Reproduce each line of the material precisely.

────────────────────

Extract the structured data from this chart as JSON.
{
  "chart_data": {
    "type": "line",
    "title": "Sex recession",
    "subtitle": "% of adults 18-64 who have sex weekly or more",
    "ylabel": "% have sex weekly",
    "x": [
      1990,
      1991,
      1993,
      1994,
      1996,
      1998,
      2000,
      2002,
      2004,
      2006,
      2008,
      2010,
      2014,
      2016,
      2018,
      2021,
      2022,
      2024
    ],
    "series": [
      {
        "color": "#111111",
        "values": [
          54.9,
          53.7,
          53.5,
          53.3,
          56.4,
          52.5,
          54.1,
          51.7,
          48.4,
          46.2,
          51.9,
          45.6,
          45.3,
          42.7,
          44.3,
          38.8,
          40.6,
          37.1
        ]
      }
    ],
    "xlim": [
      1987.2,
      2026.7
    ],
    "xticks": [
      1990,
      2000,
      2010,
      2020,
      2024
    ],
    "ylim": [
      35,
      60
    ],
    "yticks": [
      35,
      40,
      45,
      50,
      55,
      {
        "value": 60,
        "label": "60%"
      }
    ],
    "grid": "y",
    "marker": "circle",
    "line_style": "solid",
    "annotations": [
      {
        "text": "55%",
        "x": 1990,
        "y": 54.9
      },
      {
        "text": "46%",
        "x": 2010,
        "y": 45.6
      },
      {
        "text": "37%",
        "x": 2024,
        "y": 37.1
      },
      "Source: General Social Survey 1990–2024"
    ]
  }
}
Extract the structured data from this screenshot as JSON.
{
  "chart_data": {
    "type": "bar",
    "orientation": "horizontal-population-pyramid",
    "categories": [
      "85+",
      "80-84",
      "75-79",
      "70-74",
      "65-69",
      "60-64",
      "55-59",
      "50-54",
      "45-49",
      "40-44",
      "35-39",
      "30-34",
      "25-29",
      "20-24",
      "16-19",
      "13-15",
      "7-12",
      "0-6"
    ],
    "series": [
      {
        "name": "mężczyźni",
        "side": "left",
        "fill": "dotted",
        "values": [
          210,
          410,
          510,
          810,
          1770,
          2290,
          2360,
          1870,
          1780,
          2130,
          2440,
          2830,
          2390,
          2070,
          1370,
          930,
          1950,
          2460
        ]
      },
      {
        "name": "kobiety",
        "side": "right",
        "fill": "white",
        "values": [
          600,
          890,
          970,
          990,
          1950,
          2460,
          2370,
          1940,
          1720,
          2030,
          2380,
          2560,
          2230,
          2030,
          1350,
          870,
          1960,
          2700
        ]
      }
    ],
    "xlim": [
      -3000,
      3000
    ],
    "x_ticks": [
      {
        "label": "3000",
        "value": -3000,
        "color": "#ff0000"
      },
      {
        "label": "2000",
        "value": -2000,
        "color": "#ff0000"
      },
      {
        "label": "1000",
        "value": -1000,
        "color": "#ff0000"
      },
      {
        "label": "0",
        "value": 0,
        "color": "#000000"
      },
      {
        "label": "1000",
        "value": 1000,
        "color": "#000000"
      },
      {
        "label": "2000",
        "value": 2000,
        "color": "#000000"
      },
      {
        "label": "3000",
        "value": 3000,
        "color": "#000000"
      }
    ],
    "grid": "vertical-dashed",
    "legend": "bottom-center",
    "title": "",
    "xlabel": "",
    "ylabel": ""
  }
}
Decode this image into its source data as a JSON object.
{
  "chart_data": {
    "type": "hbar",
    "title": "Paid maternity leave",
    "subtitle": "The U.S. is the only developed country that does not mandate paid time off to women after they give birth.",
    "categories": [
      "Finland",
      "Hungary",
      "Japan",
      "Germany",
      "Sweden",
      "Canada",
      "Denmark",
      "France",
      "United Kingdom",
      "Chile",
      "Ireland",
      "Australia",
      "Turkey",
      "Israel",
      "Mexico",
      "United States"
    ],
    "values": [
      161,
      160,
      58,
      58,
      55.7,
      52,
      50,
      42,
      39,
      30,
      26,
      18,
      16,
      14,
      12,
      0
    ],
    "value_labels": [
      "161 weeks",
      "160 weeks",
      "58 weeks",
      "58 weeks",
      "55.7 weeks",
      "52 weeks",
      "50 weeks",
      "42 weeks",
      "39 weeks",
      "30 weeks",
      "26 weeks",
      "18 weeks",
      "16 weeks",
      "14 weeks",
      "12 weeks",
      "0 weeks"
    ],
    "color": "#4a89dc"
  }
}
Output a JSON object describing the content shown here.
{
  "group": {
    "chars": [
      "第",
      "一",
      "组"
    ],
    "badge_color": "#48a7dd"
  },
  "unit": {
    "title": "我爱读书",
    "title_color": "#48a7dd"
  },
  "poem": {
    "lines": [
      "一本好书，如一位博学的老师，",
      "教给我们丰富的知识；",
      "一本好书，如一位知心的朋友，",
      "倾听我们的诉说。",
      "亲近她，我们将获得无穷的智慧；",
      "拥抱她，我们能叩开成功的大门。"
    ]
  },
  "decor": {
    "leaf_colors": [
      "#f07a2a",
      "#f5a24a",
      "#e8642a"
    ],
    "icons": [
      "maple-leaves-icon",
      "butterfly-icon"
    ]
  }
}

────────────────────

### TASK OUTPUT
Extract the structured data from this chart as JSON.
{
  "chart_data": {
    "type": "line",
    "title": "Sex recession",
    "subtitle": "% of adults 18-64 who have sex weekly or more",
    "ylabel": "% have sex weekly",
    "x": [
      1990,
      1991,
      1993,
      1994,
      1996,
      1998,
      2000,
      2002,
      2004,
      2006,
      2008,
      2010,
      2014,
      2016,
      2018,
      2021,
      2022,
      2024
    ],
    "series": [
      {
        "color": "#111111",
        "values": [
          54.9,
          53.7,
          53.5,
          53.3,
          56.4,
          52.5,
          54.1,
          51.7,
          48.4,
          46.2,
          51.9,
          45.6,
          45.3,
          42.7,
          44.3,
          38.8,
          40.6,
          37.1
        ]
      }
    ],
    "xlim": [
      1987.2,
      2026.7
    ],
    "xticks": [
      1990,
      2000,
      2010,
      2020,
      2024
    ],
    "ylim": [
      35,
      60
    ],
    "yticks": [
      35,
      40,
      45,
      50,
      55,
      {
        "value": 60,
        "label": "60%"
      }
    ],
    "grid": "y",
    "marker": "circle",
    "line_style": "solid",
    "annotations": [
      {
        "text": "55%",
        "x": 1990,
        "y": 54.9
      },
      {
        "text": "46%",
        "x": 2010,
        "y": 45.6
      },
      {
        "text": "37%",
        "x": 2024,
        "y": 37.1
      },
      "Source: General Social Survey 1990–2024"
    ]
  }
}
Extract the structured data from this screenshot as JSON.
{
  "chart_data": {
    "type": "bar",
    "orientation": "horizontal-population-pyramid",
    "categories": [
      "85+",
      "80-84",
      "75-79",
      "70-74",
      "65-69",
      "60-64",
      "55-59",
      "50-54",
      "45-49",
      "40-44",
      "35-39",
      "30-34",
      "25-29",
      "20-24",
      "16-19",
      "13-15",
      "7-12",
      "0-6"
    ],
    "series": [
      {
        "name": "mężczyźni",
        "side": "left",
        "fill": "dotted",
        "values": [
          210,
          410,
          510,
          810,
          1770,
          2290,
          2360,
          1870,
          1780,
          2130,
          2440,
          2830,
          2390,
          2070,
          1370,
          930,
          1950,
          2460
        ]
      },
      {
        "name": "kobiety",
        "side": "right",
        "fill": "white",
        "values": [
          600,
          890,
          970,
          990,
          1950,
          2460,
          2370,
          1940,
          1720,
          2030,
          2380,
          2560,
          2230,
          2030,
          1350,
          870,
          1960,
          2700
        ]
      }
    ],
    "xlim": [
      -3000,
      3000
    ],
    "x_ticks": [
      {
        "label": "3000",
        "value": -3000,
        "color": "#ff0000"
      },
      {
        "label": "2000",
        "value": -2000,
        "color": "#ff0000"
      },
      {
        "label": "1000",
        "value": -1000,
        "color": "#ff0000"
      },
      {
        "label": "0",
        "value": 0,
        "color": "#000000"
      },
      {
        "label": "1000",
        "value": 1000,
        "color": "#000000"
      },
      {
        "label": "2000",
        "value": 2000,
        "color": "#000000"
      },
      {
        "label": "3000",
        "value": 3000,
        "color": "#000000"
      }
    ],
    "grid": "vertical-dashed",
    "legend": "bottom-center",
    "title": "",
    "xlabel": "",
    "ylabel": ""
  }
}
Decode this image into its source data as a JSON object.
{
  "chart_data": {
    "type": "hbar",
    "title": "Paid maternity leave",
    "subtitle": "The U.S. is the only developed country that does not mandate paid time off to women after they give birth.",
    "categories": [
      "Finland",
      "Hungary",
      "Japan",
      "Germany",
      "Sweden",
      "Canada",
      "Denmark",
      "France",
      "United Kingdom",
      "Chile",
      "Ireland",
      "Australia",
      "Turkey",
      "Israel",
      "Mexico",
      "United States"
    ],
    "values": [
      161,
      160,
      58,
      58,
      55.7,
      52,
      50,
      42,
      39,
      30,
      26,
      18,
      16,
      14,
      12,
      0
    ],
    "value_labels": [
      "161 weeks",
      "160 weeks",
      "58 weeks",
      "58 weeks",
      "55.7 weeks",
      "52 weeks",
      "50 weeks",
      "42 weeks",
      "39 weeks",
      "30 weeks",
      "26 weeks",
      "18 weeks",
      "16 weeks",
      "14 weeks",
      "12 weeks",
      "0 weeks"
    ],
    "color": "#4a89dc"
  }
}
Output a JSON object describing the content shown here.
{
  "group": {
    "chars": [
      "第",
      "一",
      "组"
    ],
    "badge_color": "#48a7dd"
  },
  "unit": {
    "title": "我爱读书",
    "title_color": "#48a7dd"
  },
  "poem": {
    "lines": [
      "一本好书，如一位博学的老师，",
      "教给我们丰富的知识；",
      "一本好书，如一位知心的朋友，",
      "倾听我们的诉说。",
      "亲近她，我们将获得无穷的智慧；",
      "拥抱她，我们能叩开成功的大门。"
    ]
  },
  "decor": {
    "leaf_colors": [
      "#f07a2a",
      "#f5a24a",
      "#e8642a"
    ],
    "icons": [
      "maple-leaves-icon",
      "butterfly-icon"
    ]
  }
}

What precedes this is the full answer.